St. Anthony High School is a private, Roman Catholic high school located in Long Beach, California. It is served by the Roman Catholic Archdiocese of Los Angeles.

History

St. Anthony High School was founded as a Catholic coeducational high school in 1920 by the Sisters of the Immaculate Heart and St. Anthony Parish. In 1940, the Brothers of Holy Cross joined the Sisters on campus and St. Anthony became a boys' school and a girls' school with facilities dedicated to each on the same campus. In 1972 the two schools merged and St. Anthony became coeducational once again.  Today, St. Anthony High School is an Archdiocesan high school and remains a co-ed school.
+++++
* **Work instructions**
(1) Echo the passage on St. Anthony High School word for word, starting at "St. Anthony High School is a private, Roman" and ending at "of Los Angeles.".
(2) Pick up the St. Anthony High School passage where it stops and write what comes next.

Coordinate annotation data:
+++++
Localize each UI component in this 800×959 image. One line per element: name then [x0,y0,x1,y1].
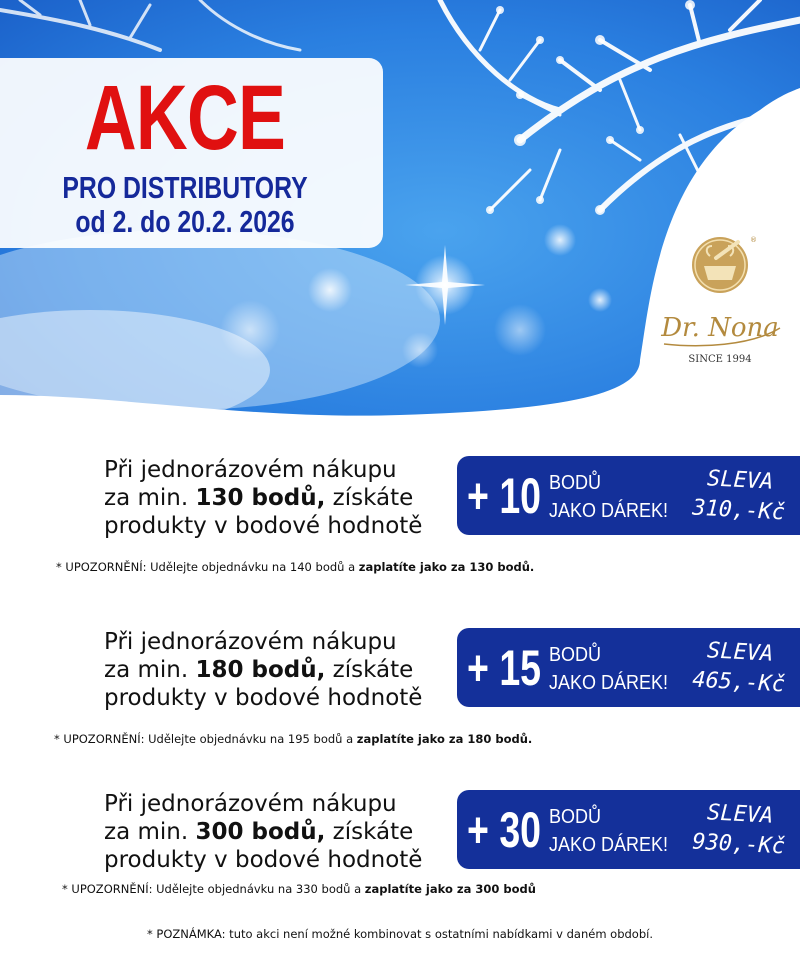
bonus-points: + 10 [467,468,542,524]
dr-nona-logo [650,228,790,368]
offer-line3: produkty v bodové hodnotě [104,847,423,873]
offer-row [0,456,800,606]
discount-value: 310,-Kč [691,495,786,526]
offer-line2: za min. 180 bodů, získáte [104,657,414,683]
offer-line2: za min. 130 bodů, získáte [104,485,414,511]
bonus-badge [457,790,800,869]
footnote: * POZNÁMKA: tuto akci není možné kombinovat s ostatními nabídkami v daném období. [146,927,653,941]
offer-note: * UPOZORNĚNÍ: Udělejte objednávku na 330 bodů a zaplatíte jako za 300 bodů [62,882,536,896]
offer-min-points: 300 bodů, [195,819,326,845]
bonus-label: BODŮ JAKO DÁREK! [549,472,669,522]
offer-description [104,628,464,712]
bonus-points: + 30 [467,802,542,858]
offer-line2: za min. 300 bodů, získáte [104,819,414,845]
logo-since: SINCE 1994 [688,354,752,365]
logo-brand: Dr. Nona [661,313,779,343]
offer-line1: Při jednorázovém nákupu [104,457,397,483]
bonus-badge [457,628,800,707]
bonus-badge [457,456,800,535]
offer-min-points: 180 bodů, [195,657,326,683]
discount-label: SLEVA 465,-Kč [692,636,788,701]
offer-min-points: 130 bodů, [195,485,326,511]
offer-line3: produkty v bodové hodnotě [104,513,423,539]
discount-label: SLEVA 930,-Kč [692,798,788,863]
discount-label: SLEVA 310,-Kč [692,464,788,529]
offer-row [0,790,800,940]
page-title: AKCE [84,67,286,169]
offer-line1: Při jednorázovém nákupu [104,629,397,655]
offer-description [104,456,464,540]
offer-note: * UPOZORNĚNÍ: Udělejte objednávku na 195 bodů a zaplatíte jako za 180 bodů. [54,732,533,746]
discount-value: 930,-Kč [691,829,786,860]
offer-line1: Při jednorázovém nákupu [104,791,397,817]
bonus-label: BODŮ JAKO DÁREK! [549,806,669,856]
offer-row [0,628,800,778]
hero-banner [0,0,800,420]
subtitle-date-range: od 2. do 20.2. 2026 [75,204,295,239]
offer-description [104,790,464,874]
mortar-icon [704,266,736,280]
bonus-label: BODŮ JAKO DÁREK! [549,644,669,694]
registered-mark: ® [750,236,757,244]
offer-line3: produkty v bodové hodnotě [104,685,423,711]
subtitle-distributors: PRO DISTRIBUTORY [62,170,308,205]
bonus-points: + 15 [467,640,542,696]
offer-note: * UPOZORNĚNÍ: Udělejte objednávku na 140 bodů a zaplatíte jako za 130 bodů. [56,560,535,574]
discount-value: 465,-Kč [691,667,786,698]
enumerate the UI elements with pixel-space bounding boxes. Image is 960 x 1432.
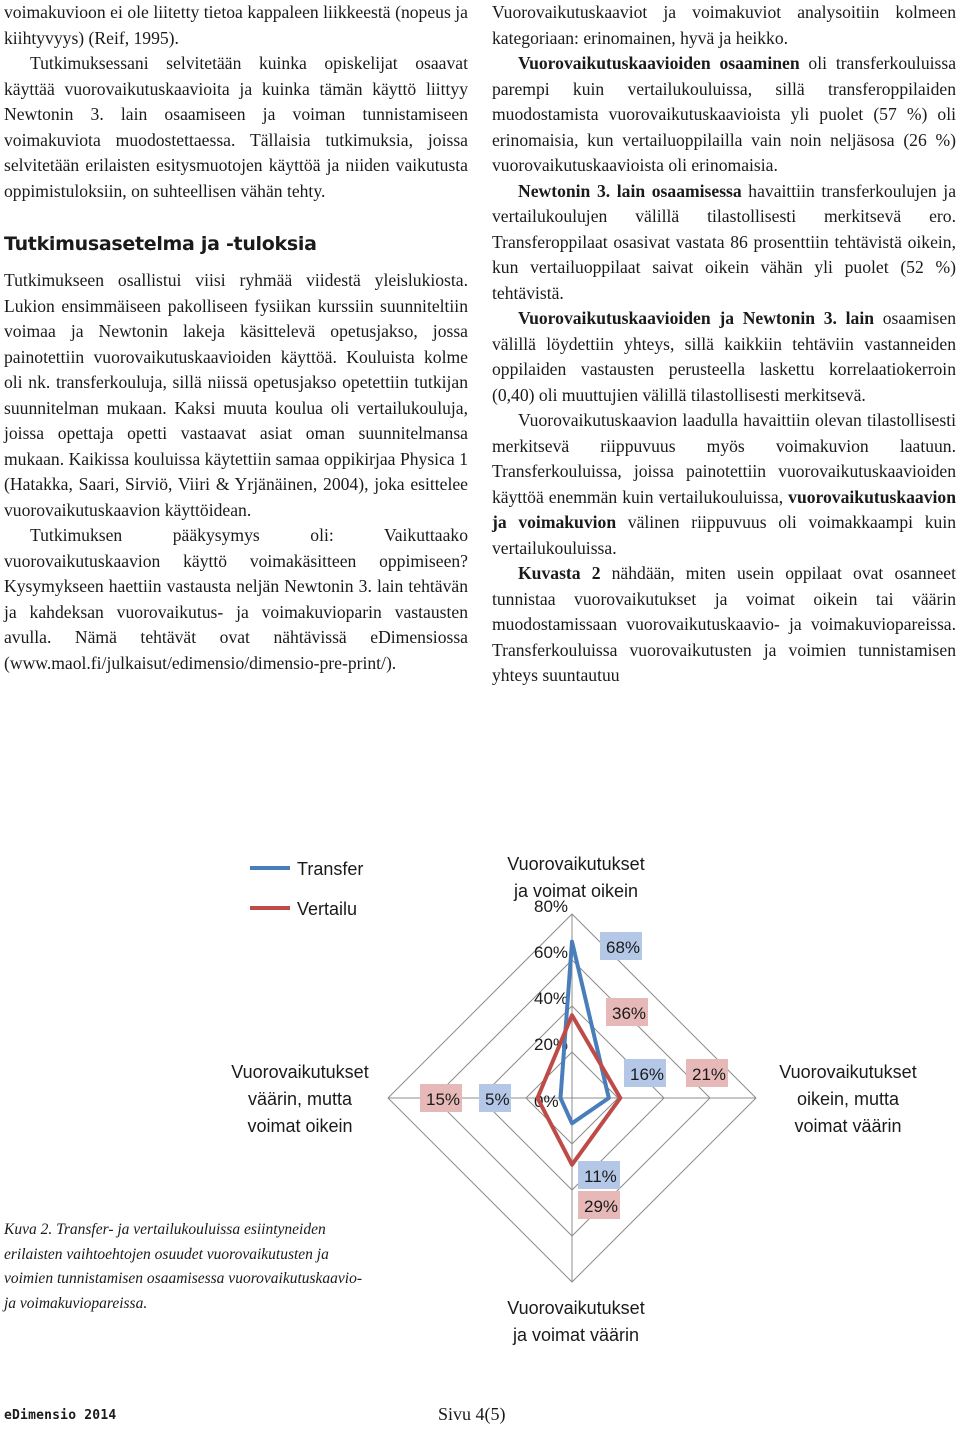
- left-paragraph-1: voimakuvioon ei ole liitetty tietoa kappaleen liikkeestä (nopeus ja kiihtyvyys) (Reif, 1995).: [4, 2, 468, 48]
- right-paragraph-5: [492, 408, 956, 561]
- data-label-transfer-3: 11%: [584, 1167, 617, 1186]
- left-paragraph-3: Tutkimukseen osallistui viisi ryhmää viidestä yleislukiosta. Lukion ensimmäiseen pakolliseen fysiikan kurssiin suunniteltiin voimaa ja Newtonin lakeja käsittelevä opetusjakso, jossa painotettiin vuorovaikutuskaavioiden käyttöä. Kouluista kolme oli nk. transferkouluja, sillä niissä opetusjakso opetettiin tutkijan suunnitelman mukaan. Kaksi muuta koulua oli vertailukouluja, joissa opettaja opetti vastaavat asiat oman suunnitelmansa mukaan. Kaikissa kouluissa käytettiin samaa oppikirjaa Physica 1 (Hatakka, Saari, Sirviö, Viiri & Yrjänäinen, 2004), joka esittelee vuorovaikutuskaavion käyttöidean.: [4, 270, 468, 520]
- axis-title-3-line-2: ja voimat väärin: [512, 1325, 640, 1345]
- axis-title-4-line-2: väärin, mutta: [247, 1089, 353, 1109]
- series-line-transfer: [561, 942, 609, 1124]
- right-paragraph-5-text-b: välinen riippuvuus oli voimakkaampi kuin vertailukouluissa.: [492, 512, 957, 558]
- right-paragraph-4-text: osaamisen välillä löydettiin yhteys, sillä kaikkiin tehtäviin vastanneiden oppilaiden vastausten perusteella laskettu korrelaatiokerroin (0,40) oli muuttujien välillä tilastollisesti merkitsevä.: [492, 308, 957, 405]
- axis-title-1-line-2: ja voimat oikein: [513, 881, 639, 901]
- data-label-vertailu-2: 21%: [692, 1065, 727, 1084]
- axis-title-4-line-3: voimat oikein: [247, 1116, 353, 1136]
- axis-title-2-line-2: oikein, mutta: [796, 1089, 900, 1109]
- tick-label-20: 20%: [534, 1035, 569, 1054]
- right-column: [492, 0, 956, 689]
- data-label-transfer-2: 16%: [630, 1065, 665, 1084]
- right-paragraph-2-bold: Vuorovaikutuskaavioiden osaaminen: [518, 53, 800, 73]
- right-paragraph-2: [492, 51, 956, 179]
- right-paragraph-1: Vuorovaikutuskaaviot ja voimakuviot analysoitiin kolmeen kategoriaan: erinomainen, hyvä ja heikko.: [492, 2, 956, 48]
- data-label-vertailu-4: 15%: [426, 1090, 461, 1109]
- section-heading: Tutkimusasetelma ja -tuloksia: [4, 233, 317, 255]
- right-paragraph-3-text: havaittiin transferkoulujen ja vertailukoulujen välillä tilastollisesti merkitsevä ero. Transferoppilaat osasivat vastata 86 prosenttiin tehtävistä oikein, kun vertailuoppilaat saivat oikein vähän yli puolet (52 %) tehtävistä.: [492, 180, 956, 303]
- right-paragraph-5-text-a: Vuorovaikutuskaavion laadulla havaittiin olevan tilastollisesti merkitsevä riippuvuus myös voimakuvion laatuun. Transferkouluissa, joissa painotettiin vuorovaikutuskaavioiden käyttöä enemmän kuin vertailukouluissa,: [492, 410, 956, 507]
- axis-title-2-line-1: Vuorovaikutukset: [779, 1062, 917, 1082]
- data-label-vertailu-1: 36%: [612, 1004, 647, 1023]
- data-label-vertailu-3: 29%: [584, 1197, 619, 1216]
- footer-page-number: Sivu 4(5): [438, 1404, 506, 1424]
- figure-caption-text: Kuva 2. Transfer- ja vertailukouluissa esiintyneiden erilaisten vaihtoehtojen osuudet vuorovaikutusten ja voimien tunnistamisen osaamisessa vuorovaikutuskaavio- ja voimakuviopareissa.: [4, 1221, 363, 1312]
- data-label-transfer-4: 5%: [485, 1090, 510, 1109]
- right-paragraph-3-bold: Newtonin 3. lain osaamisessa: [518, 180, 742, 201]
- tick-label-0: 0%: [534, 1092, 559, 1111]
- tick-label-80: 80%: [534, 897, 569, 916]
- axis-title-1-line-1: Vuorovaikutukset: [507, 854, 645, 874]
- tick-label-60: 60%: [534, 943, 569, 962]
- right-paragraph-4: [492, 306, 956, 408]
- right-paragraph-6-text: nähdään, miten usein oppilaat ovat osanneet tunnistaa vuorovaikutukset ja voimat oikein tai väärin muodostamissaan vuorovaikutuskaavio- ja voimakuviopareissa. Transferkouluissa vuorovaikutusten ja voimien tunnistamisen yhteys suuntautuu: [492, 563, 957, 685]
- right-paragraph-6: [492, 561, 956, 689]
- left-column: [4, 0, 468, 676]
- tick-label-40: 40%: [534, 989, 569, 1008]
- legend-label-vertailu: Vertailu: [297, 899, 358, 919]
- left-paragraph-4: Tutkimuksen pääkysymys oli: Vaikuttaako vuorovaikutuskaavion käyttö voimakäsitteen oppimiseen? Kysymykseen haettiin vastausta neljän Newtonin 3. lain tehtävän ja kahdeksan vuorovaikutus- ja voimakuvioparin vastausten avulla. Nämä tehtävät ovat nähtävissä eDimensiossa (www.maol.fi/julkaisut/edimensio/dimensio-pre-print/).: [4, 525, 468, 673]
- axis-title-2-line-3: voimat väärin: [794, 1116, 902, 1136]
- right-paragraph-3: [492, 179, 956, 307]
- right-paragraph-5-bold: vuorovaikutuskaavion ja voimakuvion: [492, 486, 956, 532]
- axis-title-3-line-1: Vuorovaikutukset: [507, 1298, 645, 1318]
- figure-caption: [4, 1218, 374, 1316]
- left-paragraph-2: Tutkimuksessani selvitetään kuinka opiskelijat osaavat käyttää vuorovaikutuskaavioita ja kuinka tämän käyttö liittyy Newtonin 3. lain osaamiseen ja voiman tunnistamiseen voimakuviota muodostettaessa. Tällaisia tutkimuksia, joissa selvitetään erilaisten esitysmuotojen käyttöä ja niiden vaikutusta oppimistuloksiin, on suhteellisen vähän tehty.: [4, 53, 468, 201]
- right-paragraph-4-bold: Vuorovaikutuskaavioiden ja Newtonin 3. lain: [518, 308, 875, 328]
- right-paragraph-6-bold: Kuvasta 2: [518, 563, 601, 583]
- right-paragraph-2-text: oli transferkouluissa parempi kuin vertailukouluissa, sillä transferoppilaiden muodostamista vuorovaikutuskaavioista yli puolet (57 %) oli erinomaisia, kun vertailuoppilailla vain noin neljäsosa (26 %) vuorovaikutuskaavioista oli erinomaisia.: [492, 53, 957, 175]
- data-label-transfer-1: 68%: [606, 938, 641, 957]
- axis-title-4-line-1: Vuorovaikutukset: [231, 1062, 369, 1082]
- legend-label-transfer: Transfer: [297, 859, 364, 879]
- footer-brand: eDimensio 2014: [4, 1408, 117, 1423]
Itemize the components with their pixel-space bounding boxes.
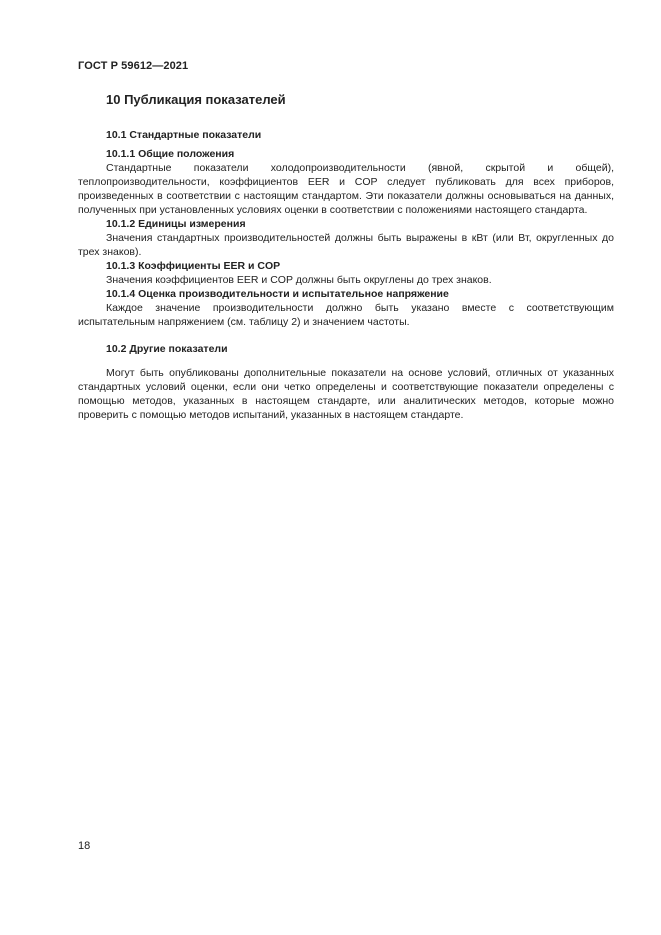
+++++
* **Results**
(1)
St. Anthony High School is a private, Roman Catholic high school located in Long Beach, California. It is served by the Roman Catholic Archdiocese of Los Angeles.

(2)
Notable alumni
Dave Adlesh (1962), professional baseball player for the Houston Astros
Joey Amalfitano (1951), professional baseball player and coach
Lou Berberet (1947), professional baseball player
Ernie Cheatham (1947), professional football player
Cormac Carney (1977), judge of the United States District Court for the Central District of California
Tiare Jennings (2020), college softball player
William Levada (1954), cardinal of the Roman Catholic Church
Dan Lungren (1964), former U.S. Congressman, and Attorney General of California from 1991 to 1999.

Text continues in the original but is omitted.